» **Task requirements**
Reproduce the entries below in full, word for word.

[Data records]
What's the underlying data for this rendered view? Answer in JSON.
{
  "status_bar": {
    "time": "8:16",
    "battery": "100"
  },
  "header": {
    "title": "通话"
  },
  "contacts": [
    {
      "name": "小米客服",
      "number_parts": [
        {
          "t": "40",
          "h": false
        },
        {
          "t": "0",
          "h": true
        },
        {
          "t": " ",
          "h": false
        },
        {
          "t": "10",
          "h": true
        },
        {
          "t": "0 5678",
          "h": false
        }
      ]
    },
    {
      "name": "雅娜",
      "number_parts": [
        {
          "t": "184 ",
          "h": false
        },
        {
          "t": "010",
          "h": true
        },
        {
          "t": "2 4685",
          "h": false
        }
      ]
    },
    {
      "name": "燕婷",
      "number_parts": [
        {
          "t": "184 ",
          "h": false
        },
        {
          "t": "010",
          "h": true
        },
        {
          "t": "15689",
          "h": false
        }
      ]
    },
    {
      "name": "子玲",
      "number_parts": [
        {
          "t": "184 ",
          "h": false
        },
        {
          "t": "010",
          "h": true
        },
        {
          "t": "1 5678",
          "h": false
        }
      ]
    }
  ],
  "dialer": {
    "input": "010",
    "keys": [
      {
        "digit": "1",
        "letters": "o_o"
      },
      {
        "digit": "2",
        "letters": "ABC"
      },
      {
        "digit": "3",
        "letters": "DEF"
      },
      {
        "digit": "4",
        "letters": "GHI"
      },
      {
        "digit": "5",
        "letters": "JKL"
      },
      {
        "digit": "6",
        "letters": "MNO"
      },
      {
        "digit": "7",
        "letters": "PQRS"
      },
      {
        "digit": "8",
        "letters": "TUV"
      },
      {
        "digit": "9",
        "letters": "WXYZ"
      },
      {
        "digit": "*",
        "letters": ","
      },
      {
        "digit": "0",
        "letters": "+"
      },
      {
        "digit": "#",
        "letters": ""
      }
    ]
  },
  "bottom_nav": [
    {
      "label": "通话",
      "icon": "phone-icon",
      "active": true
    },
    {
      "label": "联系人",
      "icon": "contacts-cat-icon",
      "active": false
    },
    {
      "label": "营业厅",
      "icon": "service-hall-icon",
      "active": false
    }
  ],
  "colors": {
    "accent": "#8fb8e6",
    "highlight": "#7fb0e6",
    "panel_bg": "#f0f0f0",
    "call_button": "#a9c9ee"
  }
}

» **Answer to this exercise**
What's the underlying data for this rendered view? Answer in JSON.
{
  "status_bar": {
    "time": "8:16",
    "battery": "100"
  },
  "header": {
    "title": "通话"
  },
  "contacts": [
    {
      "name": "小米客服",
      "number_parts": [
        {
          "t": "40",
          "h": false
        },
        {
          "t": "0",
          "h": true
        },
        {
          "t": " ",
          "h": false
        },
        {
          "t": "10",
          "h": true
        },
        {
          "t": "0 5678",
          "h": false
        }
      ]
    },
    {
      "name": "雅娜",
      "number_parts": [
        {
          "t": "184 ",
          "h": false
        },
        {
          "t": "010",
          "h": true
        },
        {
          "t": "2 4685",
          "h": false
        }
      ]
    },
    {
      "name": "燕婷",
      "number_parts": [
        {
          "t": "184 ",
          "h": false
        },
        {
          "t": "010",
          "h": true
        },
        {
          "t": "15689",
          "h": false
        }
      ]
    },
    {
      "name": "子玲",
      "number_parts": [
        {
          "t": "184 ",
          "h": false
        },
        {
          "t": "010",
          "h": true
        },
        {
          "t": "1 5678",
          "h": false
        }
      ]
    }
  ],
  "dialer": {
    "input": "010",
    "keys": [
      {
        "digit": "1",
        "letters": "o_o"
      },
      {
        "digit": "2",
        "letters": "ABC"
      },
      {
        "digit": "3",
        "letters": "DEF"
      },
      {
        "digit": "4",
        "letters": "GHI"
      },
      {
        "digit": "5",
        "letters": "JKL"
      },
      {
        "digit": "6",
        "letters": "MNO"
      },
      {
        "digit": "7",
        "letters": "PQRS"
      },
      {
        "digit": "8",
        "letters": "TUV"
      },
      {
        "digit": "9",
        "letters": "WXYZ"
      },
      {
        "digit": "*",
        "letters": ","
      },
      {
        "digit": "0",
        "letters": "+"
      },
      {
        "digit": "#",
        "letters": ""
      }
    ]
  },
  "bottom_nav": [
    {
      "label": "通话",
      "icon": "phone-icon",
      "active": true
    },
    {
      "label": "联系人",
      "icon": "contacts-cat-icon",
      "active": false
    },
    {
      "label": "营业厅",
      "icon": "service-hall-icon",
      "active": false
    }
  ],
  "colors": {
    "accent": "#8fb8e6",
    "highlight": "#7fb0e6",
    "panel_bg": "#f0f0f0",
    "call_button": "#a9c9ee"
  }
}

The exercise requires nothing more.